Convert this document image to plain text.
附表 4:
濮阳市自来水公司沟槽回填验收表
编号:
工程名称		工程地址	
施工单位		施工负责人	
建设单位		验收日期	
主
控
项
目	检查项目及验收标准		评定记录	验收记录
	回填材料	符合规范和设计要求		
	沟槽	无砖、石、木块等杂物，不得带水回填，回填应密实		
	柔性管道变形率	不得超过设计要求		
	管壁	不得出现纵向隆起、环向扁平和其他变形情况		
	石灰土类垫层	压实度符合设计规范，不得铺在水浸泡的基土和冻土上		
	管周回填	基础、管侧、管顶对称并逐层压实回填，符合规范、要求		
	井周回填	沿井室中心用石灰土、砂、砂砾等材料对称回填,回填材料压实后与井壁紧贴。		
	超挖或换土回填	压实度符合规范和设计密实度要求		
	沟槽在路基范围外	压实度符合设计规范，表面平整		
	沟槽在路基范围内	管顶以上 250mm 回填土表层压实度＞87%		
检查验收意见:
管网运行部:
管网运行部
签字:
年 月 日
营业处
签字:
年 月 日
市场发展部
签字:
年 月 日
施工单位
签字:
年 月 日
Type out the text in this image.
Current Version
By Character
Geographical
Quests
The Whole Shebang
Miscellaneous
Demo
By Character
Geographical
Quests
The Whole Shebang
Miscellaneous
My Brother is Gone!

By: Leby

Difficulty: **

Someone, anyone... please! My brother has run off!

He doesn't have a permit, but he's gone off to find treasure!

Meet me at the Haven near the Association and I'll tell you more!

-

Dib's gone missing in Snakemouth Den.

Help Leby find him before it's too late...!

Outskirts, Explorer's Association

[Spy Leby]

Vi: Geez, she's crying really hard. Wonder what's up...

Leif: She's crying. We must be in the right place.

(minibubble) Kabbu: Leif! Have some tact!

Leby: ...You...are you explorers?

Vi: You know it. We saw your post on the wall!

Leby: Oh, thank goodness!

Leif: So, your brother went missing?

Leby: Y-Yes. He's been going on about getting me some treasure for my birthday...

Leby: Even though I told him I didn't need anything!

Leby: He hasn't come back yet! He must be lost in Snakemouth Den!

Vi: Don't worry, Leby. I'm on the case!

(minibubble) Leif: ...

########################################

• [WHAT THE EXERCISE ASKS]: Pull out all lines from the entries above that include the word "must".

• [TASK RESPONSE]:
Leif: She's crying. We must be in the right place.
Leby: He hasn't come back yet! He must be lost in Snakemouth Den!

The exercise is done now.